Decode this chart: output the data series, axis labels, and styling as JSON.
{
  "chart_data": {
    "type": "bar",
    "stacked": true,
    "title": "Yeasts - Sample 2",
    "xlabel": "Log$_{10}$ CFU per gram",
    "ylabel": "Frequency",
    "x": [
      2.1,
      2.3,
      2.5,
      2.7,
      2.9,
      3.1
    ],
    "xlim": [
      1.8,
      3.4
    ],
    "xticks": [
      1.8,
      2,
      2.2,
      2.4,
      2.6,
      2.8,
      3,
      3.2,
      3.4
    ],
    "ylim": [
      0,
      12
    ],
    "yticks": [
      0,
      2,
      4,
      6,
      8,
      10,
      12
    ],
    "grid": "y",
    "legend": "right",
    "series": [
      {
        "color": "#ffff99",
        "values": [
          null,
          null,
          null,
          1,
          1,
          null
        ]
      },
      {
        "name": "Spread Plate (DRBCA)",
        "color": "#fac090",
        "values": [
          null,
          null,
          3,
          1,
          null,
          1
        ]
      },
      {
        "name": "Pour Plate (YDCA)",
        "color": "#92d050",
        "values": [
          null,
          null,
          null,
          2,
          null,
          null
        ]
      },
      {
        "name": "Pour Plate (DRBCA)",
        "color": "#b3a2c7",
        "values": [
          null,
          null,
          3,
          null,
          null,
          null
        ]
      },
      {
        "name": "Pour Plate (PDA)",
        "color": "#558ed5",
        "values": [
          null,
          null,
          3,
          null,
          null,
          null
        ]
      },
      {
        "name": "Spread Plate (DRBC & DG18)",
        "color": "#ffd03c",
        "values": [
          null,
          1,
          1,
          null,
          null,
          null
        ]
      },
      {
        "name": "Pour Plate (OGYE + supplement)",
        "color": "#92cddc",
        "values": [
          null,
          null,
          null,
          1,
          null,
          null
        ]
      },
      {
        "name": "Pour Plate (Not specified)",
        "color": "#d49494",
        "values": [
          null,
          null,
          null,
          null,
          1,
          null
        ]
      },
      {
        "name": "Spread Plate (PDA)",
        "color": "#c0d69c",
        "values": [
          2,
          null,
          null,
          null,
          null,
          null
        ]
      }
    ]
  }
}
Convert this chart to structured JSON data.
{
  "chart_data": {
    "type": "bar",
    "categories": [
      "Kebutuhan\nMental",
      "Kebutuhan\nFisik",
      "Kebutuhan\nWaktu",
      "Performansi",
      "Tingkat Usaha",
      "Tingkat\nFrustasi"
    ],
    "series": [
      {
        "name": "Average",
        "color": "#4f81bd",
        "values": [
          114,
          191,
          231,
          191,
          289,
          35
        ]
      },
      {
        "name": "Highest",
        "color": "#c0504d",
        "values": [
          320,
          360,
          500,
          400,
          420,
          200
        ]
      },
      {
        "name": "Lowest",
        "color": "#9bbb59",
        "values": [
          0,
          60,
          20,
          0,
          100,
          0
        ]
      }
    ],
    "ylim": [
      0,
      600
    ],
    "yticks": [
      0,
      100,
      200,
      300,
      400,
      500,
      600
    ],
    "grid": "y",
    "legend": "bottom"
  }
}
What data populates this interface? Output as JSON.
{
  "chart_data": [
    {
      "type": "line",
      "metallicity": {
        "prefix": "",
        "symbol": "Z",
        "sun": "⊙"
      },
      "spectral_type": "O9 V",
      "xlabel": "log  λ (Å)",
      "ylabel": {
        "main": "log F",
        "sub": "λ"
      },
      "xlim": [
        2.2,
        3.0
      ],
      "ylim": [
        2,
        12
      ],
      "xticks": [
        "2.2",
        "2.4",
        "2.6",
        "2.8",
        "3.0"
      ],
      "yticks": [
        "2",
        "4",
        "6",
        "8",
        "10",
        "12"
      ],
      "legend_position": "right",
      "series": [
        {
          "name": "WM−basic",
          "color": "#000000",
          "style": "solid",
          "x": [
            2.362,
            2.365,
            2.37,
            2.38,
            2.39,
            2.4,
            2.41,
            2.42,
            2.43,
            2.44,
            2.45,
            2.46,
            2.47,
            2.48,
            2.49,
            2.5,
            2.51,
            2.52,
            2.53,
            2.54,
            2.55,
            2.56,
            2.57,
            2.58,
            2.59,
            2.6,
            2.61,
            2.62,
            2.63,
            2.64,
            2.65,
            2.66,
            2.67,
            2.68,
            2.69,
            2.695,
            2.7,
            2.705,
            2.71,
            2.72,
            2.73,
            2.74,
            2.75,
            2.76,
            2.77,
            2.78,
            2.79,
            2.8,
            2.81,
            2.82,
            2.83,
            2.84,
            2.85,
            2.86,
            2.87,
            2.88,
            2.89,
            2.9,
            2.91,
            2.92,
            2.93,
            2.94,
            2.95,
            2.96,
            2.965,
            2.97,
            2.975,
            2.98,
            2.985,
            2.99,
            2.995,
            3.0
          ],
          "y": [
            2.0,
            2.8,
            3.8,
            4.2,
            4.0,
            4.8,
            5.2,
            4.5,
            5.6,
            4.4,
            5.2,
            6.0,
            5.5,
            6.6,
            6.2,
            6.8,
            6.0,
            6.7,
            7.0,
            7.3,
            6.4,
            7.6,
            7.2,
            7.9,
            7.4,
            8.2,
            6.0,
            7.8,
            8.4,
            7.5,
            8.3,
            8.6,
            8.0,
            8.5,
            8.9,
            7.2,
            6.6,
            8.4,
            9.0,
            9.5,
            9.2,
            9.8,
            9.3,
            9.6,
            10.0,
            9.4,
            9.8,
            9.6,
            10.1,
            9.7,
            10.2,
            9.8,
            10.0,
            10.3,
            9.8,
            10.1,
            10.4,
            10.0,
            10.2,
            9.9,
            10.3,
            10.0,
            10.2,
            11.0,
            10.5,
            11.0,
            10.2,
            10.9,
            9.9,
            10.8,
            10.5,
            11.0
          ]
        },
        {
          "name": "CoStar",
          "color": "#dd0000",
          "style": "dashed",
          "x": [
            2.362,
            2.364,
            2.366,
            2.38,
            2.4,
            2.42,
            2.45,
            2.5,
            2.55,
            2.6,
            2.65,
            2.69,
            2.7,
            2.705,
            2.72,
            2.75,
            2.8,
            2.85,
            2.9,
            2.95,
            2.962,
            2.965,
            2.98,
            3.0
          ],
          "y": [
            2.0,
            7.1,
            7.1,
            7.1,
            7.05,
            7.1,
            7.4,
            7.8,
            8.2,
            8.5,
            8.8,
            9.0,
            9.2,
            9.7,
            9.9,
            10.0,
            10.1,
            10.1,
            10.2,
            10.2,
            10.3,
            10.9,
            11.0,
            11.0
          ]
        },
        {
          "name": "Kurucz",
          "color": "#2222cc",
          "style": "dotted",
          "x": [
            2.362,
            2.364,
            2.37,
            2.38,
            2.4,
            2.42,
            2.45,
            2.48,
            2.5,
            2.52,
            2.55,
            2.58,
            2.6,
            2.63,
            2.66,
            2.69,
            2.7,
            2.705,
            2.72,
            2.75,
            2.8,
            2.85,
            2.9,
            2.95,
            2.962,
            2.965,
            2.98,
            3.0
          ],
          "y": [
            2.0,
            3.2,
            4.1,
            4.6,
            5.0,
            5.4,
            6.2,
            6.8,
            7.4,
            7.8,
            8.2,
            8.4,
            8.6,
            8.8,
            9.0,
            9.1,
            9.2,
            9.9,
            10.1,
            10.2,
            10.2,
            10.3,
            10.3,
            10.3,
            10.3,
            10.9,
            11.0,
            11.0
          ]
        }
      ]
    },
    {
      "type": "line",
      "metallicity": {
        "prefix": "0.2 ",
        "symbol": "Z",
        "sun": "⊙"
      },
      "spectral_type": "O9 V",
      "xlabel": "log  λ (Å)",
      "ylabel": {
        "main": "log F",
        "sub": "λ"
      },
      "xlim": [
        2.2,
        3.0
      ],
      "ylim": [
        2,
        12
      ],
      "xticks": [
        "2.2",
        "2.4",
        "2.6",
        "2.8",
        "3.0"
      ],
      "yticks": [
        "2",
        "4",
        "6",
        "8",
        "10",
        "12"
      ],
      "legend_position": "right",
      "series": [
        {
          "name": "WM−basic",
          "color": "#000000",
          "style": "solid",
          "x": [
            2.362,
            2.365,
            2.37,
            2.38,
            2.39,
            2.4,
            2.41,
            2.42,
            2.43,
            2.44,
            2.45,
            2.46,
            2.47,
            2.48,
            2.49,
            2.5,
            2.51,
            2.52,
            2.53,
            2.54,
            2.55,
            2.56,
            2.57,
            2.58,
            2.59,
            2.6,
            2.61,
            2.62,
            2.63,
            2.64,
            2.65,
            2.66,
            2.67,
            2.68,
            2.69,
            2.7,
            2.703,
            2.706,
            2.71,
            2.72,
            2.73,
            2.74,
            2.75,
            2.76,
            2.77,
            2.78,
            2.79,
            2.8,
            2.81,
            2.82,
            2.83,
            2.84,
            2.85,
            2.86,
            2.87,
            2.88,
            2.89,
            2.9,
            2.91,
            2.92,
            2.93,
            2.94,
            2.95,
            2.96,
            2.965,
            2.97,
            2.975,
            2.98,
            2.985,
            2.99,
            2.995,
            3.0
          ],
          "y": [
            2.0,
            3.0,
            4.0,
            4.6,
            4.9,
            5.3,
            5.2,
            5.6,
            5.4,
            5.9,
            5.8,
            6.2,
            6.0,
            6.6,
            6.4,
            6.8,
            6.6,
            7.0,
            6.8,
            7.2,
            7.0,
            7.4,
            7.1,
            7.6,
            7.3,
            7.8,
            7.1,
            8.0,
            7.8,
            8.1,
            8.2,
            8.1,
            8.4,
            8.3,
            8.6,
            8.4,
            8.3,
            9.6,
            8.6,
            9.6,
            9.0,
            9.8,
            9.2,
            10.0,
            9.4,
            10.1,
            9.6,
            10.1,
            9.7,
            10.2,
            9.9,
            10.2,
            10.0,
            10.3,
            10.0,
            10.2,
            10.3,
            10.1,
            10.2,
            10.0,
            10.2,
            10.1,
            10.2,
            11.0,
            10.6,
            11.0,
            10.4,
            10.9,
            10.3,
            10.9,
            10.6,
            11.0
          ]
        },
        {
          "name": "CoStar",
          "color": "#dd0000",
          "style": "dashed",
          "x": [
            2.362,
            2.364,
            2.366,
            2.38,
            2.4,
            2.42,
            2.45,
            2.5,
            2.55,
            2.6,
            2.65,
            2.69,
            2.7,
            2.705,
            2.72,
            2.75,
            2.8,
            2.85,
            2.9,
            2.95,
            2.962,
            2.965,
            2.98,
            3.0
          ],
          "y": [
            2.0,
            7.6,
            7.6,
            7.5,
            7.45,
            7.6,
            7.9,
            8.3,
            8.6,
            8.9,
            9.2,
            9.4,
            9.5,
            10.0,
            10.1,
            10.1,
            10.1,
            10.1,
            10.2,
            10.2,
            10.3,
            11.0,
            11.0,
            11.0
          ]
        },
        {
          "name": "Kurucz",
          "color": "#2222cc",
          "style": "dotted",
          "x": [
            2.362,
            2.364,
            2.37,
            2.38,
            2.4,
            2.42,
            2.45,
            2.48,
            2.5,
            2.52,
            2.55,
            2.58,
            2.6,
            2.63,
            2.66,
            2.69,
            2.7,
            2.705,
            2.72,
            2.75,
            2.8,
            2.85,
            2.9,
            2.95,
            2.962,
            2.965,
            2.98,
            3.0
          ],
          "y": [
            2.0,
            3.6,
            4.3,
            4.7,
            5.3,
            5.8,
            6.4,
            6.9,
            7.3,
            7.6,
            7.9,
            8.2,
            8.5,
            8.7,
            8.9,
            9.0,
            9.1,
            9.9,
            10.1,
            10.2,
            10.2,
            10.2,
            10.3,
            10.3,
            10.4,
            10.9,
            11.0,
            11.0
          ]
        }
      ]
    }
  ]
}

■ Objective:
Find the word "this" in the material, then list each line that holds it.

■ Task answer:
Decode this chart: output the data series, axis labels, and styling as JSON.
Convert this chart to structured JSON data.
What data populates this interface? Output as JSON.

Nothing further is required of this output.